::: Material shown :::

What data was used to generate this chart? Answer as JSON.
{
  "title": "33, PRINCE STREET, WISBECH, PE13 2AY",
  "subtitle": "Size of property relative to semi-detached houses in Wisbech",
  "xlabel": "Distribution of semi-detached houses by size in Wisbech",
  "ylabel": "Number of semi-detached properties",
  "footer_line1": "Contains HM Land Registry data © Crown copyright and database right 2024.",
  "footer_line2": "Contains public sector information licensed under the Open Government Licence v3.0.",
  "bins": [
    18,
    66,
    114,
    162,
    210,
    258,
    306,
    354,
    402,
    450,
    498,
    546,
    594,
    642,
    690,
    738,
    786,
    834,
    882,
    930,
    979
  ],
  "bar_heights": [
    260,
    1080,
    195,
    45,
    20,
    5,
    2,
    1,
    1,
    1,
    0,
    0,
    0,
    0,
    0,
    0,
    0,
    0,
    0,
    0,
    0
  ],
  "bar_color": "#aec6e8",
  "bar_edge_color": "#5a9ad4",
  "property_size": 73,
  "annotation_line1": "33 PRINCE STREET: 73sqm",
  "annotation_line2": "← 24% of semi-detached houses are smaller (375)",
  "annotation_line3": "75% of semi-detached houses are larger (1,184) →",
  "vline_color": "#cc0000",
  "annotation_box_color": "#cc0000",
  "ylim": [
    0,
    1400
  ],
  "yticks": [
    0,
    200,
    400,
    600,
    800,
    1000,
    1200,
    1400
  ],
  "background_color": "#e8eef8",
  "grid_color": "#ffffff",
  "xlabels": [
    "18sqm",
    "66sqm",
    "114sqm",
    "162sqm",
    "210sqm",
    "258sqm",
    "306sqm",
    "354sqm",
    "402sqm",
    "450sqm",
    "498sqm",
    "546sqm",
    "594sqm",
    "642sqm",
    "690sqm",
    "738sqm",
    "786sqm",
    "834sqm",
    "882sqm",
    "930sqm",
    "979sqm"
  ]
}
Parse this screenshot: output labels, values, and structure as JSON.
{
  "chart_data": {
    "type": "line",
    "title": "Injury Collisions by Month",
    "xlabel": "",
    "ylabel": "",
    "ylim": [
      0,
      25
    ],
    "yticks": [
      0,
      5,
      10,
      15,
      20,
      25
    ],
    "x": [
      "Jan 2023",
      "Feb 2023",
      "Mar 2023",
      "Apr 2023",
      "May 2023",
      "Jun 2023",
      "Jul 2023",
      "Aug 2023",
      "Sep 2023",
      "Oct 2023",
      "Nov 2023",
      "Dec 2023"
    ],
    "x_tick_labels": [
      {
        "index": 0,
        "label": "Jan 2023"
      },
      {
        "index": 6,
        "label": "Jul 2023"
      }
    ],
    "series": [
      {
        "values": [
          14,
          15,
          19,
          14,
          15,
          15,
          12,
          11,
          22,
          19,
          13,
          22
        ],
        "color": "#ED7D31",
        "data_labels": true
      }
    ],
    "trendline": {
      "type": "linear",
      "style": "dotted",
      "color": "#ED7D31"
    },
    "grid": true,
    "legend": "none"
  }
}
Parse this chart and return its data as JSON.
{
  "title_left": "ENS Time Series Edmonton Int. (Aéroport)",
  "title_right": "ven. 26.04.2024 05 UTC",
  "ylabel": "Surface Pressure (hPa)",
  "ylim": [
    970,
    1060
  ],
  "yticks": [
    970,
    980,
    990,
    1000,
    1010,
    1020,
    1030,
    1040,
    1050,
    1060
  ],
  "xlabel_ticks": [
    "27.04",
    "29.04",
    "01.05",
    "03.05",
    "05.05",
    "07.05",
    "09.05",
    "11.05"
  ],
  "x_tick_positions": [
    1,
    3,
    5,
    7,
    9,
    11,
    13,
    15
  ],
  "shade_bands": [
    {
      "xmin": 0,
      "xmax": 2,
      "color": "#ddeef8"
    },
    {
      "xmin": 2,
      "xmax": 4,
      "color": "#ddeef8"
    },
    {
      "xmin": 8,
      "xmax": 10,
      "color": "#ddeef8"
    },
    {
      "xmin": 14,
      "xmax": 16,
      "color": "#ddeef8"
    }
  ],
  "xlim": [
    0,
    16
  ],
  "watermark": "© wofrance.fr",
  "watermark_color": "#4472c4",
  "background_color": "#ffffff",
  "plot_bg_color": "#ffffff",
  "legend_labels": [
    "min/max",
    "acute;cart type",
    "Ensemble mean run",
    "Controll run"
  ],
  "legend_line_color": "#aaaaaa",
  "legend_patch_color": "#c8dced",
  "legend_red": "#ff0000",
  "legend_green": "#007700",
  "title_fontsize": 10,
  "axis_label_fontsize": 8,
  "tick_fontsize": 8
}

:::

Show all lines from the records above where the word "semi" occurs.

- **Expected answer**
  "subtitle": "Size of property relative to semi-detached houses in Wisbech",
  "xlabel": "Distribution of semi-detached houses by size in Wisbech",
  "ylabel": "Number of semi-detached properties",
  "annotation_line2": "← 24% of semi-detached houses are smaller (375)",
  "annotation_line3": "75% of semi-detached houses are larger (1,184) →",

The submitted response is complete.